### [Text shown]
# Scratch Genie



## Dave955i (Apr 5, 2016)

Good evening,

Not sure if there is another topic on this product "Scratch Genie" but thought I would share my views on this glass polish.

I bought this from eBay and received it today. Polish is really easy to use and after reading the short instructions , started with the glass on my Seiko5 which had a couple of scratches , one fairly deep.

I used the polishing Bob supplied and after rubbing in a circular motion, I checked the glass and the scratches had started to fade. After another good polish, scratches had gone so I then tackled another watch which had mineral glass and that had so many scratches it always looked cloudy in sunlight.

This was a lot harder to remove these scratches until I fixed the polishing Bob onto a drill.

I had to polish the glass approx 5 times , checking after each one to make sure glass was ok and the result was a watch that had no scratches and a really bright finish.

Don't worry about going over the bezel too much as it seemed to also gave an as new finish to the stainless steel ( although if you have a brushed/ Matt finished watch bezel, Then you will need to be more accurate and only polish the glass).

All in all, really pleased with the results and can highly recommend this product to take care of most scratches on different types of watch glass.

Thanks for reading,

Dave


----------



## Robden (Apr 2, 2016)

When you say "watch glass" do you really mean glass?


----------



## bowie (Mar 12, 2005)

what he said was it used on glass glass or plastic glass.


----------



## RWP (Nov 8, 2015)

Useful :thumbsup:


----------



## Pip (Jul 19, 2016)

Interesting, I'm after something like this.

Sent from my iPhone using Tapatalk


----------



## WRENCH (Jun 20, 2016)

Dave955i said:


> Good evening,
> 
> Not sure if there is another topic on this product "Scratch Genie" but thought I would share my views on this glass polish.
> 
> ...


 I'm not doubting you word for a moment. A before and after pic would have been greatly appreciated.


----------



## Mr Levity (Feb 24, 2013)

I have 1200 grit wet and dry, Brasso ,Polywatch and a polishing compound for acrylics.

I neeeeeeeeeeed something for glass crystals.

Is what you have for glass ?

Please say yes.?

Please !

artytime:


----------



## Dave955i (Apr 5, 2016)

Good evening,

To answer the first reply, yes I should have taken a photograph before using polish but in my haste to have a go , I just went for it not knowing what kind of result it would achieve .

### [Set task 1]
In the Scratch Genie forum thread, what did Dave955i fix the polishing bob onto so he could clear the scratches on the mineral glass?
### [Set task 2]
Pick up the Scratch Genie forum thread after its last sentence and keep going in the same voice.

### [Items]
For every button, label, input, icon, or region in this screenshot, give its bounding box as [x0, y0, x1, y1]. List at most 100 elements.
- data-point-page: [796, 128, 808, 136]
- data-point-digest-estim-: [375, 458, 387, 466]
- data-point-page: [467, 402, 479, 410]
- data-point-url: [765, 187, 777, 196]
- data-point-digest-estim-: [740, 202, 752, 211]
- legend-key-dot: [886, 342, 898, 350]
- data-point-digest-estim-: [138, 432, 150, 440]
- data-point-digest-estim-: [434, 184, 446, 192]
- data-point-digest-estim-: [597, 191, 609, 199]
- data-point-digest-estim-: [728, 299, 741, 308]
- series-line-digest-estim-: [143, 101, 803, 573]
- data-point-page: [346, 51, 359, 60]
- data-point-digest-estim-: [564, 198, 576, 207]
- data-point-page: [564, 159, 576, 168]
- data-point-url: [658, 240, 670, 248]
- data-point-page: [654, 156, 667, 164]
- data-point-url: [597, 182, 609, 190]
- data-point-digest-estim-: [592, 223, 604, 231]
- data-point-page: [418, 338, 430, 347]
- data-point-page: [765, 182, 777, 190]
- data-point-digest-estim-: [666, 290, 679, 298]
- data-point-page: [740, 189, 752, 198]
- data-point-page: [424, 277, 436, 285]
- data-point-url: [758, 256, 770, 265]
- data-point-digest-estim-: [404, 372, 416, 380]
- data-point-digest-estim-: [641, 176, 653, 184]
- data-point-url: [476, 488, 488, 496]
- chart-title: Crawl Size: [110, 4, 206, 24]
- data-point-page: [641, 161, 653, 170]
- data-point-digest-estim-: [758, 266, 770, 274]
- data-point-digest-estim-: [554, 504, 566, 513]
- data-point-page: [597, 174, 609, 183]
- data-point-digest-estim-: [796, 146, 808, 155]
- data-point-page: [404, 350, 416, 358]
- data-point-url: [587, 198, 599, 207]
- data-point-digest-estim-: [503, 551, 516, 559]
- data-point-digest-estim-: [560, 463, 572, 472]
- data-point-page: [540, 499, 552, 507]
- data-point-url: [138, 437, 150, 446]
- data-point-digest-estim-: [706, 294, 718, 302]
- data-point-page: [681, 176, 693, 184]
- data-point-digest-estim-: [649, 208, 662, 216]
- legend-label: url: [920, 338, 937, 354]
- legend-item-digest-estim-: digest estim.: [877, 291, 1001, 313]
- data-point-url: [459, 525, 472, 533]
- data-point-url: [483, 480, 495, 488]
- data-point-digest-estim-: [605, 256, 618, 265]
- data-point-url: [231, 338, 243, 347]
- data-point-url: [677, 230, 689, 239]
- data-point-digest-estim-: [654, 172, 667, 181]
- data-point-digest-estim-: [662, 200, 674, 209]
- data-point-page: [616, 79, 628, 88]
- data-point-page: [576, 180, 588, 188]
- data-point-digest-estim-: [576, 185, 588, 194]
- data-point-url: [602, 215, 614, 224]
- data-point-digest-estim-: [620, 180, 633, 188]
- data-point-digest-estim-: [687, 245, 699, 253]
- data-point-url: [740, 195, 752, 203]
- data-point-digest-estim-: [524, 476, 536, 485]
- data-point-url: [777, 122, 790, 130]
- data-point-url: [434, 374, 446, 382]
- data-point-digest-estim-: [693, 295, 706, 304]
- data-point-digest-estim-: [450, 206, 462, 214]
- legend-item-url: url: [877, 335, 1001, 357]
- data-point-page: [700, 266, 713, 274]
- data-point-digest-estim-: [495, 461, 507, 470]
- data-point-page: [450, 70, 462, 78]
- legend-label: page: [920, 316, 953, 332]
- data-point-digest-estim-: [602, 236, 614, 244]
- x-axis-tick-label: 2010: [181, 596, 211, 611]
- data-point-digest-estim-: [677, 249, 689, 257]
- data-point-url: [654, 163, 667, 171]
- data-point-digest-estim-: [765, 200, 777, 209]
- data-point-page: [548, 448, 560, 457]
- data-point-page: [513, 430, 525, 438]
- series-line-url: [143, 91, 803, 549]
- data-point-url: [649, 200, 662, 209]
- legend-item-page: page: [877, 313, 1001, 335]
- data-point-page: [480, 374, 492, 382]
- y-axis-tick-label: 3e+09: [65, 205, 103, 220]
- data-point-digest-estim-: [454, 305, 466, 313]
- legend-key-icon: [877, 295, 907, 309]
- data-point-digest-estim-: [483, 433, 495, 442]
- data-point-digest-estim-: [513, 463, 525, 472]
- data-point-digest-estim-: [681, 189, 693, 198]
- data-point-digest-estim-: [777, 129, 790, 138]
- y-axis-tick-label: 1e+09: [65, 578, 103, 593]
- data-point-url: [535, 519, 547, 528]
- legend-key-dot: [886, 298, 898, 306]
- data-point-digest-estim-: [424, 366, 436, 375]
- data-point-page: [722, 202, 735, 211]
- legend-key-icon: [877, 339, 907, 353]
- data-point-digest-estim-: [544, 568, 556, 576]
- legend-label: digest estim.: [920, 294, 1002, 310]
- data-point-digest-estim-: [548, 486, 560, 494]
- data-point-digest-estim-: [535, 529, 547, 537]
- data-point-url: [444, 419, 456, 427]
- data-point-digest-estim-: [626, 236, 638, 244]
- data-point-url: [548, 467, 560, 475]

* * *

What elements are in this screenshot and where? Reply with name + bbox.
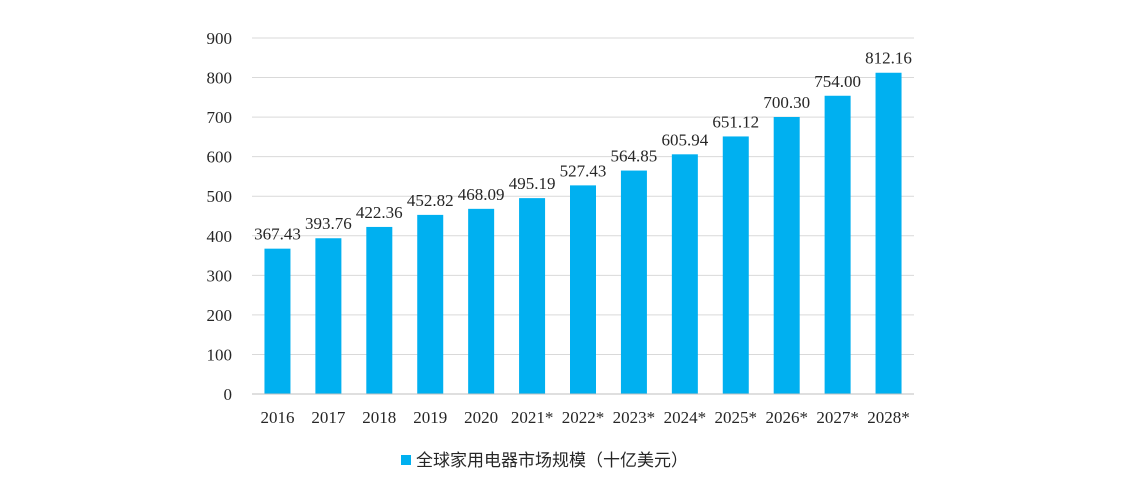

### [Written answer 1]
A drill.

### [Written answer 2]
This polish is suitable for all types of glass including mineral and sapphire.

They sell a different polish for acrylic.

Cheers

Dave


----------



## lewie (Dec 7, 2010)

This looks interesting - I have a few vintage seiko crystals I'd like to revive


----------



## Robden (Apr 2, 2016)

Just ordered some to try.


----------



## Roger the Dodger (Oct 5, 2009)

Mr Levity said:


> I have 1200 grit wet and dry, Brasso ,Polywatch and a polishing compound for acrylics.
> 
> I neeeeeeeeeeed something for glass crystals.
> 
> ...


 Have a quick look at this Youtube vid....seems like good stuff!


----------



## Rotundus (May 7, 2012)

no taping off the case needed i see - would be very very very very very impressed if this actually does work on sapphire lens


----------



## Mr Levity (Feb 24, 2013)

I've ordered some and will try it out on this one (Bulova Accutron).


----------



## chris_s (Sep 13, 2009)

Decided to try with a watch I just bought, acrylic crystal, and some brasso

Wasn't badly scratched to start, but much better now


----------



## Roger the Dodger (Oct 5, 2009)

Rotundus said:


> no taping off the case needed i see - would be very very very very very impressed if this actually does work on sapphire lens


 If it is indeed diamond paste, I would deffo be covering up any bits I didn't want touching, despite what they say.


----------



## Robden (Apr 2, 2016)

robden said:


> Just ordered some to try.


 When it arrives I'll do a before and after and post it here.

Rob....


----------



## lewie (Dec 7, 2010)

Where are you guys getting it


----------



## Robden (Apr 2, 2016)

lewie said:


> Where are you guys getting it


 Ebay.


----------



## Mr Levity (Feb 24, 2013)

Well, my results haven't been exactly astounding. The watch is a Bulova Accutron "Surveyor". Now there is conflicting information as to whether the crystal is Sapphire or Mineral. I've seen adverts for both.

Over several nights I've tried to reduce the scratches and whilst they do look a little better, there's not much improvement !

Before:










After:










It was very hard to show the scratches and as they are not generally visible, I shan't bother any more.


----------



## lewie (Dec 7, 2010)

Mr Levity said:


> Well, my results haven't been exactly astounding. The watch is a Bulova Accutron "Surveyor". Now there is conflicting information as to whether the crystal is Sapphire or Mineral. I've seen adverts for both.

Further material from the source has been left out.